(Dataset items)
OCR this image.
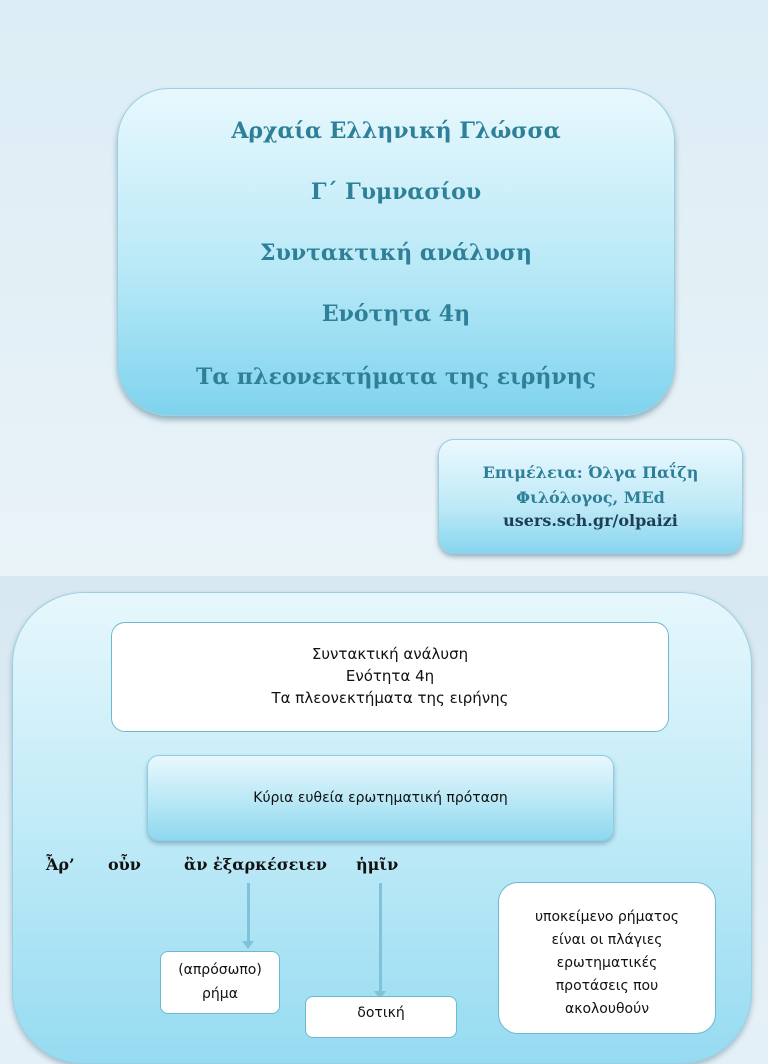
Αρχαία Ελληνική Γλώσσα
Γ΄ Γυμνασίου
Συντακτική ανάλυση
Ενότητα 4η
Τα πλεονεκτήματα της ειρήνης
Επιμέλεια: Όλγα Παΐζη
Φιλόλογος, MEd
users.sch.gr/olpaizi
Συντακτική ανάλυση
Ενότητα 4η
Τα πλεονεκτήματα της ειρήνης
Κύρια ευθεία ερωτηματική πρόταση
Ἆρ’ οὖν	ἂν ἐξαρκέσειεν ἡμῖν
(απρόσωπο)
ρήμα
δοτική
υποκείμενο ρήματος
είναι οι πλάγιες
ερωτηματικές
προτάσεις που
ακολουθούν
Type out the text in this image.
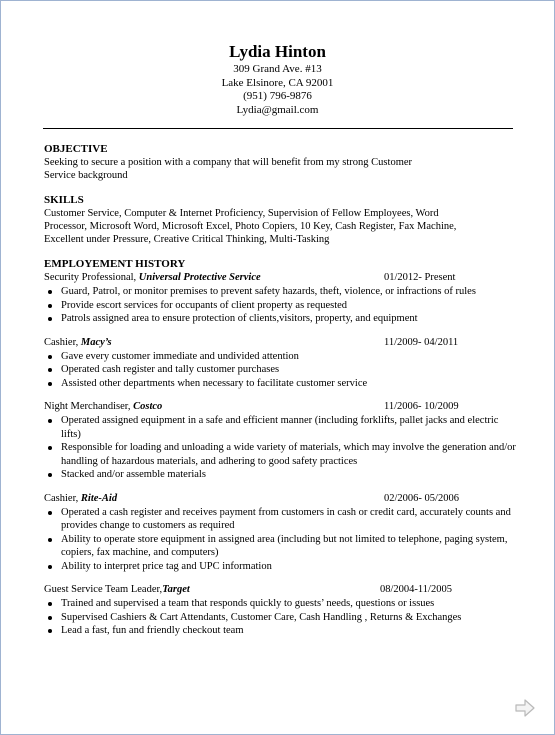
Lydia Hinton
309 Grand Ave. #13
Lake Elsinore, CA 92001
(951) 796-9876
Lydia@gmail.com
OBJECTIVE
Seeking to secure a position with a company that will benefit from my strong Customer
Service background
SKILLS
Customer Service, Computer & Internet Proficiency, Supervision of Fellow Employees, Word
Processor, Microsoft Word, Microsoft Excel, Photo Copiers, 10 Key, Cash Register, Fax Machine,
Excellent under Pressure, Creative Critical Thinking, Multi-Tasking
EMPLOYEMENT HISTORY
Security Professional, Universal Protective Service	01/2012- Present
Guard, Patrol, or monitor premises to prevent safety hazards, theft, violence, or infractions of rules
Provide escort services for occupants of client property as requested
Patrols assigned area to ensure protection of clients,visitors, property, and equipment
Cashier, Macy’s	11/2009- 04/2011
Gave every customer immediate and undivided attention
Operated cash register and tally customer purchases
Assisted other departments when necessary to facilitate customer service
Night Merchandiser, Costco	11/2006- 10/2009
Operated assigned equipment in a safe and efficient manner (including forklifts, pallet jacks and electric lifts)
Responsible for loading and unloading a wide variety of materials, which may involve the generation and/or handling of hazardous materials, and adhering to good safety practices
Stacked and/or assemble materials
Cashier, Rite-Aid	02/2006- 05/2006
Operated a cash register and receives payment from customers in cash or credit card, accurately counts and provides change to customers as required
Ability to operate store equipment in assigned area (including but not limited to telephone, paging system, copiers, fax machine, and computers)
Ability to interpret price tag and UPC information
Guest Service Team Leader,Target	08/2004-11/2005
Trained and supervised a team that responds quickly to guests’ needs, questions or issues
Supervised Cashiers & Cart Attendants, Customer Care, Cash Handling , Returns & Exchanges
Lead a fast, fun and friendly checkout team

▶ [Objective]
Repeat the listing in full and exactly. Do not include any images.

▶ [The result]
OCR this image.
Αρχαία Ελληνική Γλώσσα
Γ΄ Γυμνασίου
Συντακτική ανάλυση
Ενότητα 4η
Τα πλεονεκτήματα της ειρήνης
Επιμέλεια: Όλγα Παΐζη
Φιλόλογος, MEd
users.sch.gr/olpaizi
Συντακτική ανάλυση
Ενότητα 4η
Τα πλεονεκτήματα της ειρήνης
Κύρια ευθεία ερωτηματική πρόταση
Ἆρ’ οὖν	ἂν ἐξαρκέσειεν ἡμῖν
(απρόσωπο)
ρήμα
δοτική
υποκείμενο ρήματος
είναι οι πλάγιες
ερωτηματικές
προτάσεις που
ακολουθούν
Type out the text in this image.
Lydia Hinton
309 Grand Ave. #13
Lake Elsinore, CA 92001
(951) 796-9876
Lydia@gmail.com
OBJECTIVE
Seeking to secure a position with a company that will benefit from my strong Customer
Service background
SKILLS
Customer Service, Computer & Internet Proficiency, Supervision of Fellow Employees, Word
Processor, Microsoft Word, Microsoft Excel, Photo Copiers, 10 Key, Cash Register, Fax Machine,
Excellent under Pressure, Creative Critical Thinking, Multi-Tasking
EMPLOYEMENT HISTORY
Security Professional, Universal Protective Service	01/2012- Present
Guard, Patrol, or monitor premises to prevent safety hazards, theft, violence, or infractions of rules
Provide escort services for occupants of client property as requested
Patrols assigned area to ensure protection of clients,visitors, property, and equipment
Cashier, Macy’s	11/2009- 04/2011
Gave every customer immediate and undivided attention
Operated cash register and tally customer purchases
Assisted other departments when necessary to facilitate customer service
Night Merchandiser, Costco	11/2006- 10/2009
Operated assigned equipment in a safe and efficient manner (including forklifts, pallet jacks and electric lifts)
Responsible for loading and unloading a wide variety of materials, which may involve the generation and/or handling of hazardous materials, and adhering to good safety practices
Stacked and/or assemble materials
Cashier, Rite-Aid	02/2006- 05/2006
Operated a cash register and receives payment from customers in cash or credit card, accurately counts and provides change to customers as required
Ability to operate store equipment in assigned area (including but not limited to telephone, paging system, copiers, fax machine, and computers)
Ability to interpret price tag and UPC information
Guest Service Team Leader,Target	08/2004-11/2005
Trained and supervised a team that responds quickly to guests’ needs, questions or issues
Supervised Cashiers & Cart Attendants, Customer Care, Cash Handling , Returns & Exchanges
Lead a fast, fun and friendly checkout team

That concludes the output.